>> Begin Dataset entries
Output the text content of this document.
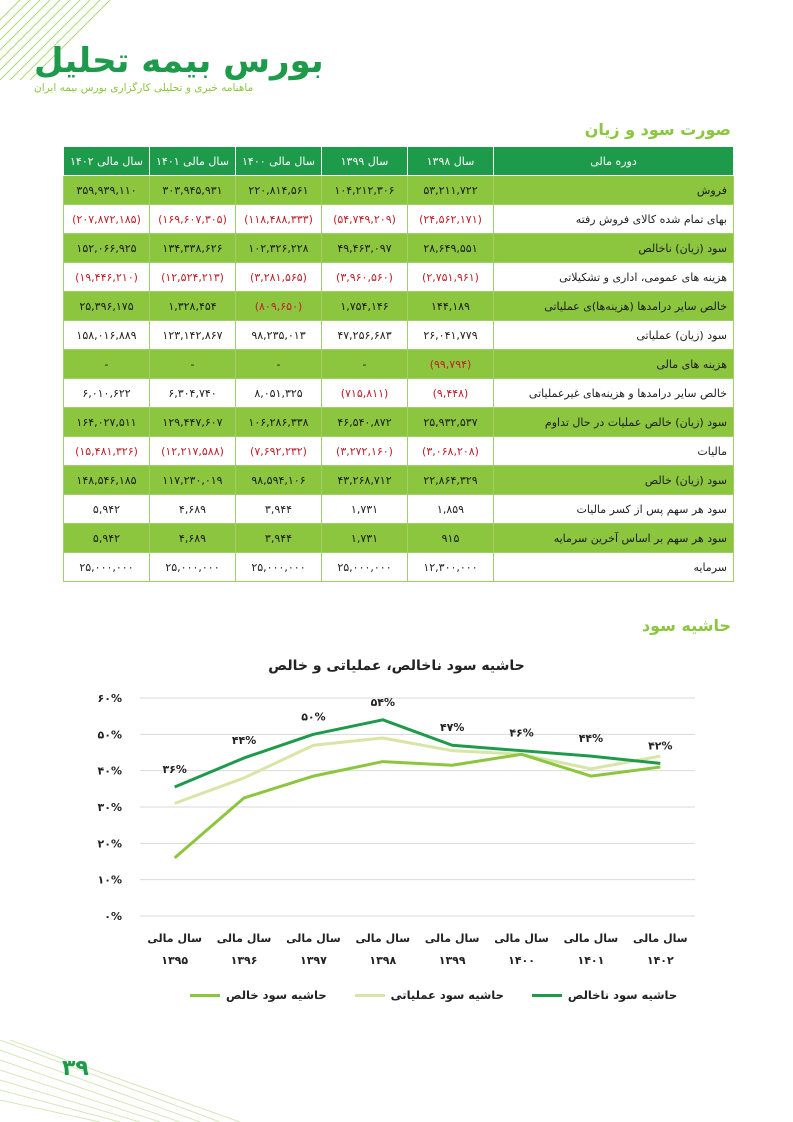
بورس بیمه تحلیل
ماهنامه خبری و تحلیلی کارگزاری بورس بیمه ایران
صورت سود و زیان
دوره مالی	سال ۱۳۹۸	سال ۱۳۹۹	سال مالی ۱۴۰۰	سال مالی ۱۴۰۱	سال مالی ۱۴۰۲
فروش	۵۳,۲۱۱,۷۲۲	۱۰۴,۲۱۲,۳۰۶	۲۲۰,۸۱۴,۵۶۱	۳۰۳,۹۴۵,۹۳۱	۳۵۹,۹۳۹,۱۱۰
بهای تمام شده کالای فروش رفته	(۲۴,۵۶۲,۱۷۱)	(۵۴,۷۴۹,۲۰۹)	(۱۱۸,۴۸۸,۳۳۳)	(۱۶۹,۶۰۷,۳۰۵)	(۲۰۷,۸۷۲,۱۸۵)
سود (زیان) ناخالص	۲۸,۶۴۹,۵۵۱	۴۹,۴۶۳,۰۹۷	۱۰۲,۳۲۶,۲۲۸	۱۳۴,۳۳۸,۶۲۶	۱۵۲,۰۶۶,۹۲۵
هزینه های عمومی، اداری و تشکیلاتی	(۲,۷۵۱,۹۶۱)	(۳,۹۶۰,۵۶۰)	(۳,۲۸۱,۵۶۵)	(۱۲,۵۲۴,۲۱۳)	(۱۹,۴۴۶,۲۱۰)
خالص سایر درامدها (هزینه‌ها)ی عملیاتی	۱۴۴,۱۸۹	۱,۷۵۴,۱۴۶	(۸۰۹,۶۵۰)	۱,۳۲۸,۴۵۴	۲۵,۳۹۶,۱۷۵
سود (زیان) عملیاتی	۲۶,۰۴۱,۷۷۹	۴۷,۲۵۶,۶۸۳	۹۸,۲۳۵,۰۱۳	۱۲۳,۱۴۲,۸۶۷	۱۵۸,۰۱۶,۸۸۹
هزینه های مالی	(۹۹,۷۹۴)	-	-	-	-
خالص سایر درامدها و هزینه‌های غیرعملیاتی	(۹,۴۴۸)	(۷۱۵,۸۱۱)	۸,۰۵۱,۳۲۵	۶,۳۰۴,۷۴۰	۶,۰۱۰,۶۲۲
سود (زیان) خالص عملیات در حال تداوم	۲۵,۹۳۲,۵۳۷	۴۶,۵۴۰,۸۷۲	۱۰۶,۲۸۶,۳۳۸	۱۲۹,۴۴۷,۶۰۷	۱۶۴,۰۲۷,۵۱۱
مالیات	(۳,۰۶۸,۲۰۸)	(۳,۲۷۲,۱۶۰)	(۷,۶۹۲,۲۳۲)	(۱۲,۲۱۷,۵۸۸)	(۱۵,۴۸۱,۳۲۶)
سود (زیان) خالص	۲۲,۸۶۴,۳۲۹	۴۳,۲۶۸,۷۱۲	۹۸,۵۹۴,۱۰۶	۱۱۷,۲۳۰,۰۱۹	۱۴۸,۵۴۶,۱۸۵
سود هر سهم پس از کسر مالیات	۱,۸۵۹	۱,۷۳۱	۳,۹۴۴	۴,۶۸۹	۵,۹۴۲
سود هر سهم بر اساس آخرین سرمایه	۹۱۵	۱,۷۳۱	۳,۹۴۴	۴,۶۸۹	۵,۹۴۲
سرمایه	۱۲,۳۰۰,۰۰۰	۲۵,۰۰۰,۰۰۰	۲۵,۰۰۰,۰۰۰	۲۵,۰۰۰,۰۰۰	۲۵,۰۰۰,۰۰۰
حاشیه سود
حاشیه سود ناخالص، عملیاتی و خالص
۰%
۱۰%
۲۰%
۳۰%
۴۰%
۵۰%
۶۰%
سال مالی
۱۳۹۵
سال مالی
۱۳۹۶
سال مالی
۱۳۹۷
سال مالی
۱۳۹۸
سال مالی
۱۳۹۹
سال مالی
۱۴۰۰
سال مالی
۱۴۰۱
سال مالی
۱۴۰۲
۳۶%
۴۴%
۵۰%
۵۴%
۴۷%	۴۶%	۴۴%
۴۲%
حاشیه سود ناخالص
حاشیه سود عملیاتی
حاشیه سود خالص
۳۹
>> End Dataset entries
>> Begin Dataset entries
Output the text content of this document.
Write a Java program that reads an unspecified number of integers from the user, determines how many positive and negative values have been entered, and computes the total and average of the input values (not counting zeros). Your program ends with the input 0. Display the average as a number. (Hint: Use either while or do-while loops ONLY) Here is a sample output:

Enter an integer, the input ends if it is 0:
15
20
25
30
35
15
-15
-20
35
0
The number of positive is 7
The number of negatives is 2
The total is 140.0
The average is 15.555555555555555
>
>> End Dataset entries
>> Begin Dataset entries
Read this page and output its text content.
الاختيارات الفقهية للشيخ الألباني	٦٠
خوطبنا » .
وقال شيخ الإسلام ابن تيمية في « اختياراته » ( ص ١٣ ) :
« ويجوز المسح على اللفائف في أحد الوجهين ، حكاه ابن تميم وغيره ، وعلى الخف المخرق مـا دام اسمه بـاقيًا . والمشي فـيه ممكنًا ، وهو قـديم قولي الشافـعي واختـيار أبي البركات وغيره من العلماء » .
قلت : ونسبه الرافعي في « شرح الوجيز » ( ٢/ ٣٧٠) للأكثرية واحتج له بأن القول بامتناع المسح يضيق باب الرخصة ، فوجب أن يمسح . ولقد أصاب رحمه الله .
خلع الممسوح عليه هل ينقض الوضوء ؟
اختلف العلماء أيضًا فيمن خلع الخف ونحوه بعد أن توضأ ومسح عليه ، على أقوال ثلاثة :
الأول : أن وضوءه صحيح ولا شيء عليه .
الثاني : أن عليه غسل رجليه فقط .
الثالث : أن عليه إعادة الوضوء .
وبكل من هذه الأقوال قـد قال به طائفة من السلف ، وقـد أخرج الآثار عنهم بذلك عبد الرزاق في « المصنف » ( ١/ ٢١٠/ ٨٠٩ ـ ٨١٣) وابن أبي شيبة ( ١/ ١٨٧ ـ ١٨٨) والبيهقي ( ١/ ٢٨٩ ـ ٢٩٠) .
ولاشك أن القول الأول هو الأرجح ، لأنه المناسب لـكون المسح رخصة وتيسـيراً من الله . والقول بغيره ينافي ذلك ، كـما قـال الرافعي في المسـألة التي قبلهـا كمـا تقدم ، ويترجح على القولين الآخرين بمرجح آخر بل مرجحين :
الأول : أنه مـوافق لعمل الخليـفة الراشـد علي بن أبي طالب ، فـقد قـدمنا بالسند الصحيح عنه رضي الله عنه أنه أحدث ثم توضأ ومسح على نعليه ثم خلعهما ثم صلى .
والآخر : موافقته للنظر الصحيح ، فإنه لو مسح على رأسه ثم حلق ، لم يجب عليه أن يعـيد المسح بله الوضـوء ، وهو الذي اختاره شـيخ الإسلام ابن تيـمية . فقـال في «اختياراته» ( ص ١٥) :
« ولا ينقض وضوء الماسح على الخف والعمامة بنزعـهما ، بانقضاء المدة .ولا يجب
>> End Dataset entries
▶ _The exercise_:
Each line above that holds the string "بیمه" should be copied and shown.

▶ _Result of this exercise_:
بورس بیمه تحلیل
ماهنامه خبری و تحلیلی کارگزاری بورس بیمه ایران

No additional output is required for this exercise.